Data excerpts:
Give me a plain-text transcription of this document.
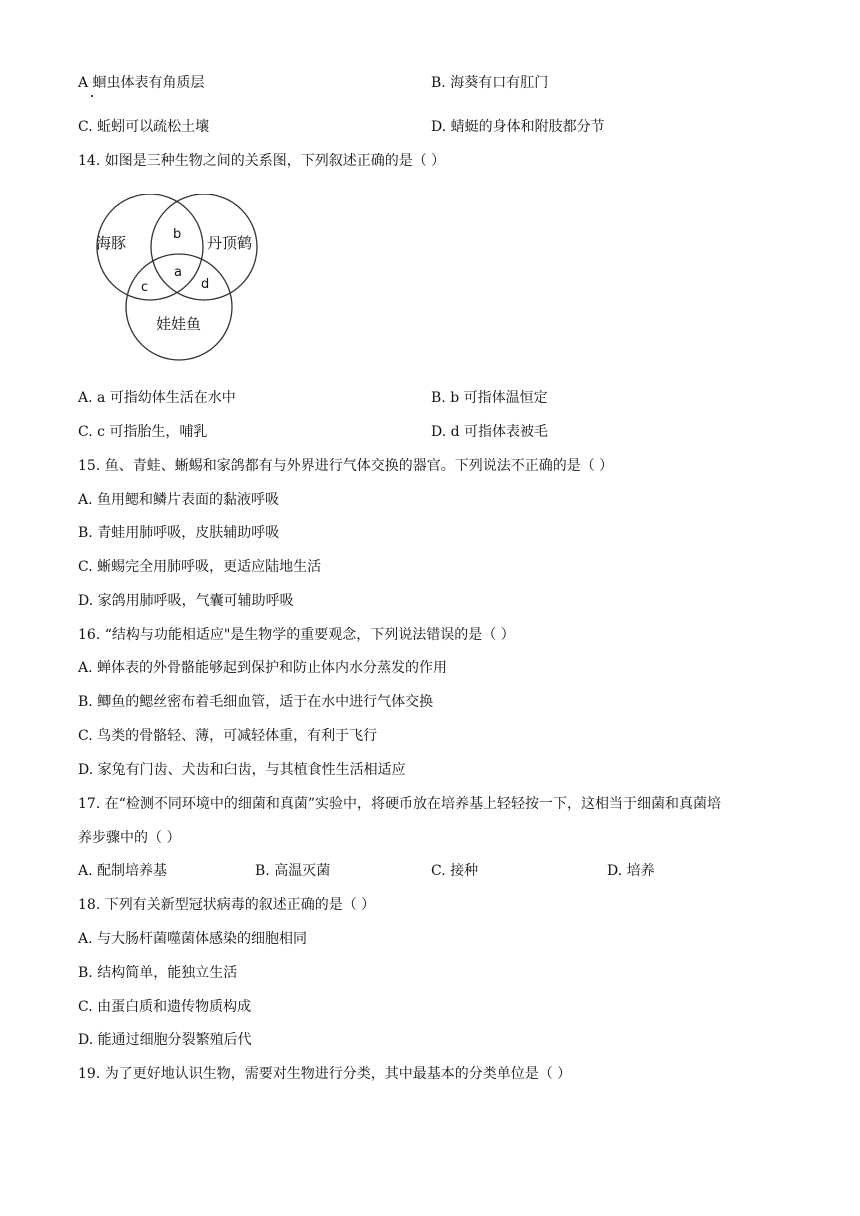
A 蛔虫体表有角质层	B. 海葵有口有肛门
C. 蚯蚓可以疏松土壤	D. 蜻蜓的身体和附肢都分节
14. 如图是三种生物之间的关系图，下列叙述正确的是（ ）
海豚	丹顶鹤
娃娃鱼
b
a
c	d
A. a 可指幼体生活在水中	B. b 可指体温恒定
C. c 可指胎生，哺乳	D. d 可指体表被毛
15. 鱼、青蛙、蜥蜴和家鸽都有与外界进行气体交换的器官。下列说法不正确的是（ ）
A. 鱼用鳃和鳞片表面的黏液呼吸
B. 青蛙用肺呼吸，皮肤辅助呼吸
C. 蜥蜴完全用肺呼吸，更适应陆地生活
D. 家鸽用肺呼吸，气囊可辅助呼吸
16. “结构与功能相适应"是生物学的重要观念，下列说法错误的是（ ）
A. 蝉体表的外骨骼能够起到保护和防止体内水分蒸发的作用
B. 鲫鱼的鳃丝密布着毛细血管，适于在水中进行气体交换
C. 鸟类的骨骼轻、薄，可减轻体重，有利于飞行
D. 家兔有门齿、犬齿和臼齿，与其植食性生活相适应
17. 在“检测不同环境中的细菌和真菌”实验中，将硬币放在培养基上轻轻按一下，这相当于细菌和真菌培
养步骤中的（ ）
A. 配制培养基	B. 高温灭菌	C. 接种	D. 培养
18. 下列有关新型冠状病毒的叙述正确的是（ ）
A. 与大肠杆菌噬菌体感染的细胞相同
B. 结构简单，能独立生活
C. 由蛋白质和遗传物质构成
D. 能通过细胞分裂繁殖后代
19. 为了更好地认识生物，需要对生物进行分类，其中最基本的分类单位是（ ）
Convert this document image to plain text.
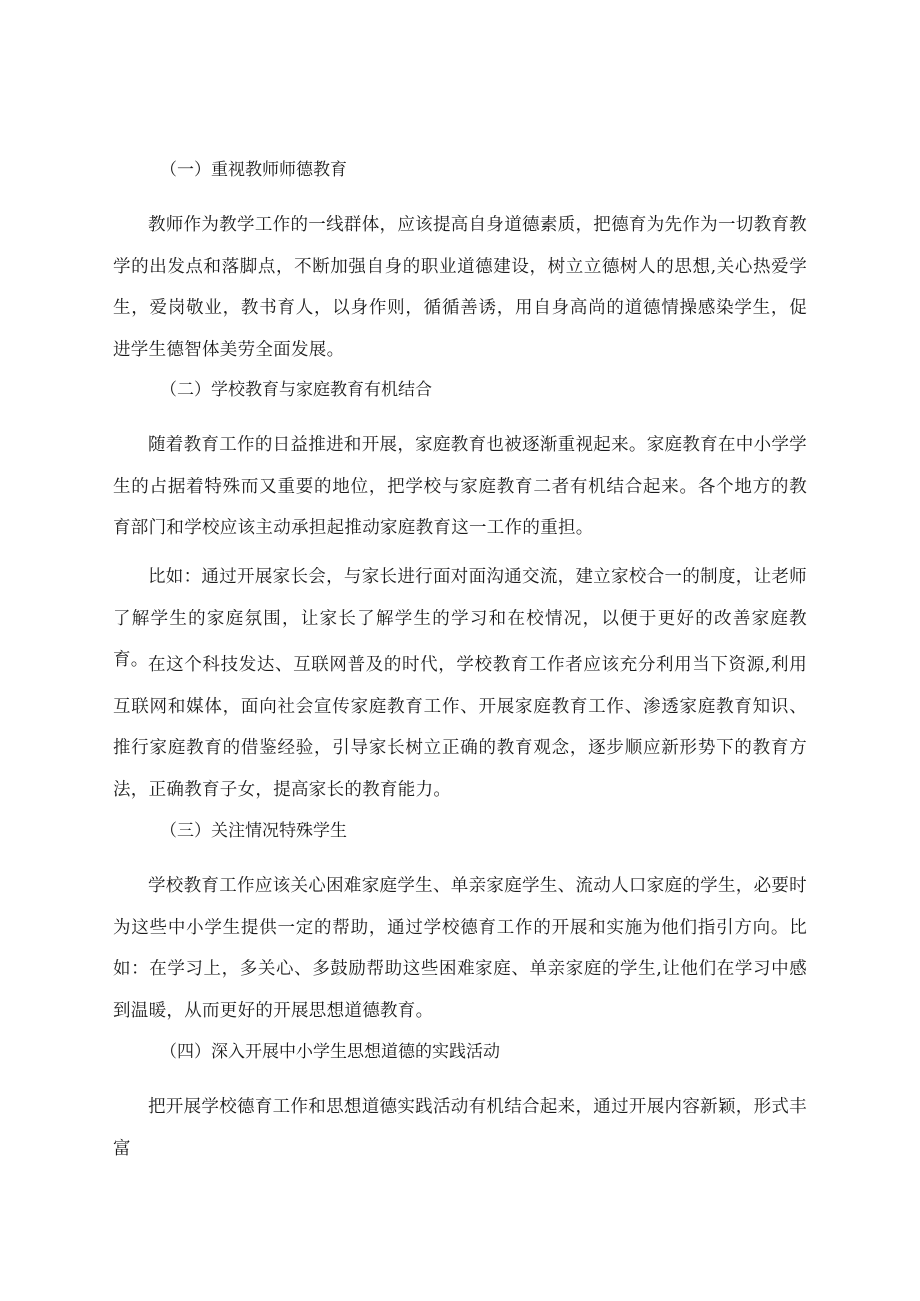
（一）重视教师师德教育

教师作为教学工作的一线群体，应该提高自身道德素质，把德育为先作为一切教育教学的出发点和落脚点，不断加强自身的职业道德建设，树立立德树人的思想,关心热爱学生，爱岗敬业，教书育人，以身作则，循循善诱，用自身高尚的道德情操感染学生，促进学生德智体美劳全面发展。

（二）学校教育与家庭教育有机结合

随着教育工作的日益推进和开展，家庭教育也被逐渐重视起来。家庭教育在中小学学生的占据着特殊而又重要的地位，把学校与家庭教育二者有机结合起来。各个地方的教育部门和学校应该主动承担起推动家庭教育这一工作的重担。

比如：通过开展家长会，与家长进行面对面沟通交流，建立家校合一的制度，让老师了解学生的家庭氛围，让家长了解学生的学习和在校情况，以便于更好的改善家庭教育。 在这个科技发达、互联网普及的时代，学校教育工作者应该充分利用当下资源,利用互联网和媒体，面向社会宣传家庭教育工作、开展家庭教育工作、渗透家庭教育知识、推行家庭教育的借鉴经验，引导家长树立正确的教育观念，逐步顺应新形势下的教育方法，正确教育子女，提高家长的教育能力。

（三）关注情况特殊学生

学校教育工作应该关心困难家庭学生、单亲家庭学生、流动人口家庭的学生，必要时为这些中小学生提供一定的帮助，通过学校德育工作的开展和实施为他们指引方向。比如：在学习上，多关心、多鼓励帮助这些困难家庭、单亲家庭的学生,让他们在学习中感到温暖，从而更好的开展思想道德教育。

（四）深入开展中小学生思想道德的实践活动

把开展学校德育工作和思想道德实践活动有机结合起来，通过开展内容新颖，形式丰富
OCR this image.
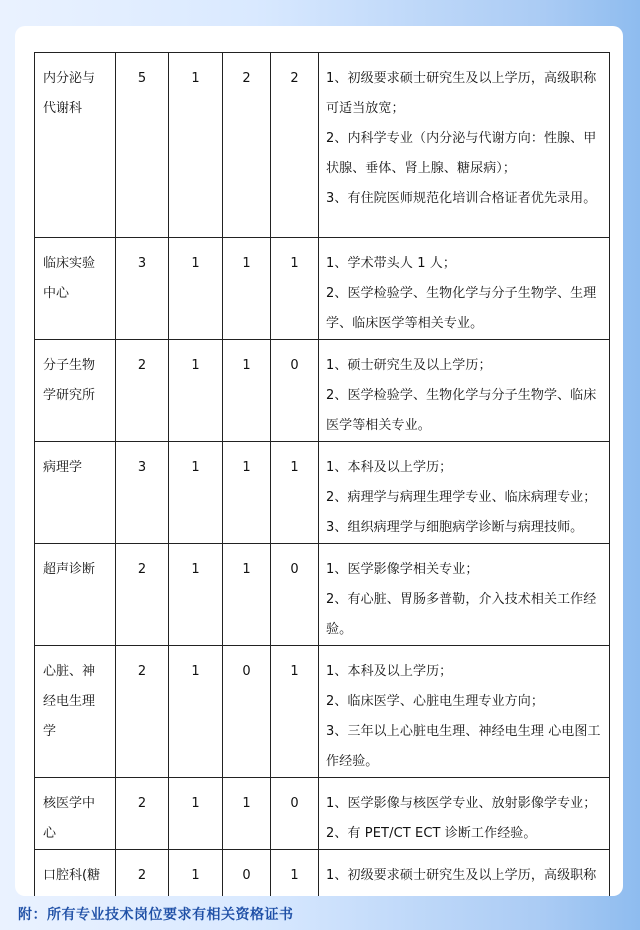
内分泌与代谢科	5	1	2	2	1、初级要求硕士研究生及以上学历，高级职称可适当放宽；
2、内科学专业（内分泌与代谢方向：性腺、甲状腺、垂体、肾上腺、糖尿病）；
3、有住院医师规范化培训合格证者优先录用。

临床实验中心	3	1	1	1	1、学术带头人 1 人；
2、医学检验学、生物化学与分子生物学、生理学、临床医学等相关专业。

分子生物学研究所	2	1	1	0	1、硕士研究生及以上学历；
2、医学检验学、生物化学与分子生物学、临床医学等相关专业。

病理学	3	1	1	1	1、本科及以上学历；
2、病理学与病理生理学专业、临床病理专业；
3、组织病理学与细胞病学诊断与病理技师。

超声诊断	2	1	1	0	1、医学影像学相关专业；
2、有心脏、胃肠多普勒，介入技术相关工作经验。

心脏、神经电生理学	2	1	0	1	1、本科及以上学历；
2、临床医学、心脏电生理专业方向；
3、三年以上心脏电生理、神经电生理 心电图工作经验。

核医学中心	2	1	1	0	1、医学影像与核医学专业、放射影像学专业；
2、有 PET/CT ECT 诊断工作经验。

口腔科(糖	2	1	0	1	1、初级要求硕士研究生及以上学历，高级职称
附：所有专业技术岗位要求有相关资格证书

DESCRIPTION OF THE TASK: The records above should be reproduced exactly, with no pictures included.

IN RESPONSE:
Give me a plain-text transcription of this document.
A 蛔虫体表有角质层	B. 海葵有口有肛门
C. 蚯蚓可以疏松土壤	D. 蜻蜓的身体和附肢都分节
14. 如图是三种生物之间的关系图，下列叙述正确的是（ ）
海豚	丹顶鹤
娃娃鱼
b
a
c	d
A. a 可指幼体生活在水中	B. b 可指体温恒定
C. c 可指胎生，哺乳	D. d 可指体表被毛
15. 鱼、青蛙、蜥蜴和家鸽都有与外界进行气体交换的器官。下列说法不正确的是（ ）
A. 鱼用鳃和鳞片表面的黏液呼吸
B. 青蛙用肺呼吸，皮肤辅助呼吸
C. 蜥蜴完全用肺呼吸，更适应陆地生活
D. 家鸽用肺呼吸，气囊可辅助呼吸
16. “结构与功能相适应"是生物学的重要观念，下列说法错误的是（ ）
A. 蝉体表的外骨骼能够起到保护和防止体内水分蒸发的作用
B. 鲫鱼的鳃丝密布着毛细血管，适于在水中进行气体交换
C. 鸟类的骨骼轻、薄，可减轻体重，有利于飞行
D. 家兔有门齿、犬齿和臼齿，与其植食性生活相适应
17. 在“检测不同环境中的细菌和真菌”实验中，将硬币放在培养基上轻轻按一下，这相当于细菌和真菌培
养步骤中的（ ）
A. 配制培养基	B. 高温灭菌	C. 接种	D. 培养
18. 下列有关新型冠状病毒的叙述正确的是（ ）
A. 与大肠杆菌噬菌体感染的细胞相同
B. 结构简单，能独立生活
C. 由蛋白质和遗传物质构成
D. 能通过细胞分裂繁殖后代
19. 为了更好地认识生物，需要对生物进行分类，其中最基本的分类单位是（ ）
Convert this document image to plain text.
（一）重视教师师德教育

教师作为教学工作的一线群体，应该提高自身道德素质，把德育为先作为一切教育教学的出发点和落脚点，不断加强自身的职业道德建设，树立立德树人的思想,关心热爱学生，爱岗敬业，教书育人，以身作则，循循善诱，用自身高尚的道德情操感染学生，促进学生德智体美劳全面发展。

（二）学校教育与家庭教育有机结合

随着教育工作的日益推进和开展，家庭教育也被逐渐重视起来。家庭教育在中小学学生的占据着特殊而又重要的地位，把学校与家庭教育二者有机结合起来。各个地方的教育部门和学校应该主动承担起推动家庭教育这一工作的重担。

比如：通过开展家长会，与家长进行面对面沟通交流，建立家校合一的制度，让老师了解学生的家庭氛围，让家长了解学生的学习和在校情况，以便于更好的改善家庭教育。 在这个科技发达、互联网普及的时代，学校教育工作者应该充分利用当下资源,利用互联网和媒体，面向社会宣传家庭教育工作、开展家庭教育工作、渗透家庭教育知识、推行家庭教育的借鉴经验，引导家长树立正确的教育观念，逐步顺应新形势下的教育方法，正确教育子女，提高家长的教育能力。

（三）关注情况特殊学生

学校教育工作应该关心困难家庭学生、单亲家庭学生、流动人口家庭的学生，必要时为这些中小学生提供一定的帮助，通过学校德育工作的开展和实施为他们指引方向。比如：在学习上，多关心、多鼓励帮助这些困难家庭、单亲家庭的学生,让他们在学习中感到温暖，从而更好的开展思想道德教育。

（四）深入开展中小学生思想道德的实践活动

把开展学校德育工作和思想道德实践活动有机结合起来，通过开展内容新颖，形式丰富
OCR this image.
内分泌与代谢科	5	1	2	2	1、初级要求硕士研究生及以上学历，高级职称可适当放宽；
2、内科学专业（内分泌与代谢方向：性腺、甲状腺、垂体、肾上腺、糖尿病）；
3、有住院医师规范化培训合格证者优先录用。

临床实验中心	3	1	1	1	1、学术带头人 1 人；
2、医学检验学、生物化学与分子生物学、生理学、临床医学等相关专业。

分子生物学研究所	2	1	1	0	1、硕士研究生及以上学历；
2、医学检验学、生物化学与分子生物学、临床医学等相关专业。

病理学	3	1	1	1	1、本科及以上学历；
2、病理学与病理生理学专业、临床病理专业；
3、组织病理学与细胞病学诊断与病理技师。

超声诊断	2	1	1	0	1、医学影像学相关专业；
2、有心脏、胃肠多普勒，介入技术相关工作经验。

心脏、神经电生理学	2	1	0	1	1、本科及以上学历；
2、临床医学、心脏电生理专业方向；
3、三年以上心脏电生理、神经电生理 心电图工作经验。

核医学中心	2	1	1	0	1、医学影像与核医学专业、放射影像学专业；
2、有 PET/CT ECT 诊断工作经验。

口腔科(糖	2	1	0	1	1、初级要求硕士研究生及以上学历，高级职称
附：所有专业技术岗位要求有相关资格证书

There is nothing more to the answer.